_Required task_
Retype the data that follows line by line, exactly, and leave its pictures out.

_Stored rows_
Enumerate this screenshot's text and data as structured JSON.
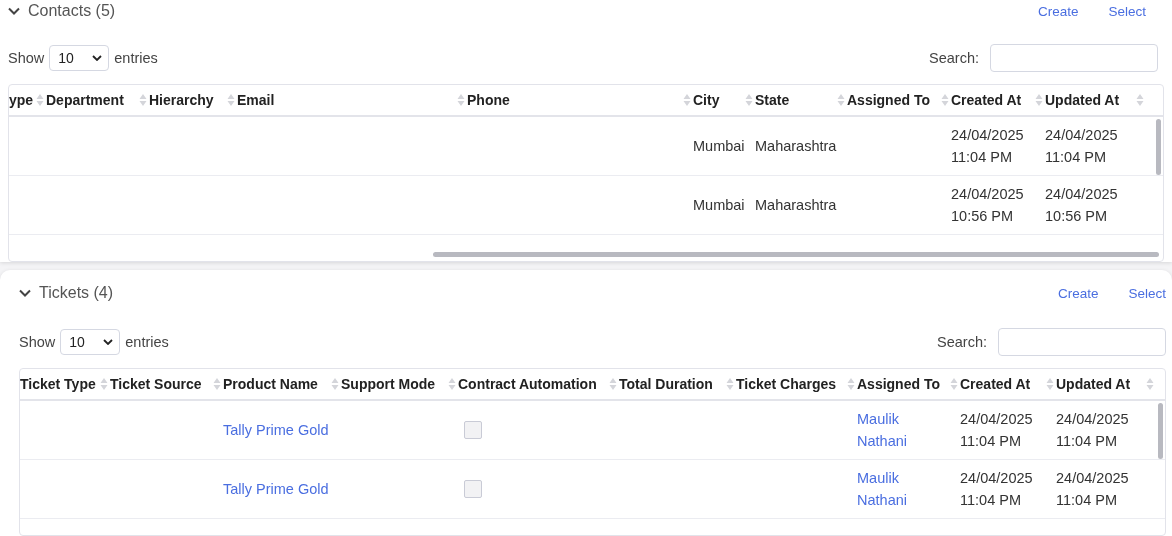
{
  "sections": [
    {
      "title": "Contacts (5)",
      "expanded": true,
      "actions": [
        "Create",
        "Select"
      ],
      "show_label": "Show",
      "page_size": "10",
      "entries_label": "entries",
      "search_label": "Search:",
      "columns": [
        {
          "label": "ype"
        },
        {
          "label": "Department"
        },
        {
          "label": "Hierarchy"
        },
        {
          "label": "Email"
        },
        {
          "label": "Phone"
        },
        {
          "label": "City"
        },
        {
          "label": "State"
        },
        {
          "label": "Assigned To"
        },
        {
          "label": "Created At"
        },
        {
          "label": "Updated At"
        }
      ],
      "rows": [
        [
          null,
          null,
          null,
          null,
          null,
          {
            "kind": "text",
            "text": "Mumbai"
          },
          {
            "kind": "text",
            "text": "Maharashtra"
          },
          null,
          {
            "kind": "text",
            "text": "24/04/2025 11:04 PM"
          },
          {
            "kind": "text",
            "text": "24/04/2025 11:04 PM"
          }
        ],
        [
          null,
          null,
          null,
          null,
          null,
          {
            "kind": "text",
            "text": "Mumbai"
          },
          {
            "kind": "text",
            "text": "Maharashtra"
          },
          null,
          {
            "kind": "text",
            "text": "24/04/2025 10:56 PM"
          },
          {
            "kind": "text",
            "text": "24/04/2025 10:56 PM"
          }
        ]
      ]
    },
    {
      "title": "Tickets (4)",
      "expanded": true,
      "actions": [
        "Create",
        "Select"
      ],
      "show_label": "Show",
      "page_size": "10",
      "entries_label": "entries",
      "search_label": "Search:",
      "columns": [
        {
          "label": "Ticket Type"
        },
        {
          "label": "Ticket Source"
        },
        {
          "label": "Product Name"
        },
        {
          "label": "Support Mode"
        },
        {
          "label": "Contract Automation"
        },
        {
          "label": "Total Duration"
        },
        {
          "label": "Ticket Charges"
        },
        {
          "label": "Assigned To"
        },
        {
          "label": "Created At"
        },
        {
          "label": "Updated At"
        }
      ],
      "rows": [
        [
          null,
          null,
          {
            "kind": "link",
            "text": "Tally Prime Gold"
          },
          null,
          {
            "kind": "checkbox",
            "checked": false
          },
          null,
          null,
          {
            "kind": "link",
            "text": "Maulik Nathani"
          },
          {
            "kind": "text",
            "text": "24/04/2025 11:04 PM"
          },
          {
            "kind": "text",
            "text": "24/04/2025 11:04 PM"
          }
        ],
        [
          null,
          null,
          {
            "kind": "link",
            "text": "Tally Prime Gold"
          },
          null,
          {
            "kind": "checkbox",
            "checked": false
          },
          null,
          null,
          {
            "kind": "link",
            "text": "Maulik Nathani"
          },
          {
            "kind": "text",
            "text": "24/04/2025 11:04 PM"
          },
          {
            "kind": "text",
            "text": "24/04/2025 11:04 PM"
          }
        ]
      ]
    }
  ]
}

_Result of this exercise_
Enumerate this screenshot's text and data as structured JSON.
{
  "sections": [
    {
      "title": "Contacts (5)",
      "expanded": true,
      "actions": [
        "Create",
        "Select"
      ],
      "show_label": "Show",
      "page_size": "10",
      "entries_label": "entries",
      "search_label": "Search:",
      "columns": [
        {
          "label": "ype"
        },
        {
          "label": "Department"
        },
        {
          "label": "Hierarchy"
        },
        {
          "label": "Email"
        },
        {
          "label": "Phone"
        },
        {
          "label": "City"
        },
        {
          "label": "State"
        },
        {
          "label": "Assigned To"
        },
        {
          "label": "Created At"
        },
        {
          "label": "Updated At"
        }
      ],
      "rows": [
        [
          null,
          null,
          null,
          null,
          null,
          {
            "kind": "text",
            "text": "Mumbai"
          },
          {
            "kind": "text",
            "text": "Maharashtra"
          },
          null,
          {
            "kind": "text",
            "text": "24/04/2025 11:04 PM"
          },
          {
            "kind": "text",
            "text": "24/04/2025 11:04 PM"
          }
        ],
        [
          null,
          null,
          null,
          null,
          null,
          {
            "kind": "text",
            "text": "Mumbai"
          },
          {
            "kind": "text",
            "text": "Maharashtra"
          },
          null,
          {
            "kind": "text",
            "text": "24/04/2025 10:56 PM"
          },
          {
            "kind": "text",
            "text": "24/04/2025 10:56 PM"
          }
        ]
      ]
    },
    {
      "title": "Tickets (4)",
      "expanded": true,
      "actions": [
        "Create",
        "Select"
      ],
      "show_label": "Show",
      "page_size": "10",
      "entries_label": "entries",
      "search_label": "Search:",
      "columns": [
        {
          "label": "Ticket Type"
        },
        {
          "label": "Ticket Source"
        },
        {
          "label": "Product Name"
        },
        {
          "label": "Support Mode"
        },
        {
          "label": "Contract Automation"
        },
        {
          "label": "Total Duration"
        },
        {
          "label": "Ticket Charges"
        },
        {
          "label": "Assigned To"
        },
        {
          "label": "Created At"
        },
        {
          "label": "Updated At"
        }
      ],
      "rows": [
        [
          null,
          null,
          {
            "kind": "link",
            "text": "Tally Prime Gold"
          },
          null,
          {
            "kind": "checkbox",
            "checked": false
          },
          null,
          null,
          {
            "kind": "link",
            "text": "Maulik Nathani"
          },
          {
            "kind": "text",
            "text": "24/04/2025 11:04 PM"
          },
          {
            "kind": "text",
            "text": "24/04/2025 11:04 PM"
          }
        ],
        [
          null,
          null,
          {
            "kind": "link",
            "text": "Tally Prime Gold"
          },
          null,
          {
            "kind": "checkbox",
            "checked": false
          },
          null,
          null,
          {
            "kind": "link",
            "text": "Maulik Nathani"
          },
          {
            "kind": "text",
            "text": "24/04/2025 11:04 PM"
          },
          {
            "kind": "text",
            "text": "24/04/2025 11:04 PM"
          }
        ]
      ]
    }
  ]
}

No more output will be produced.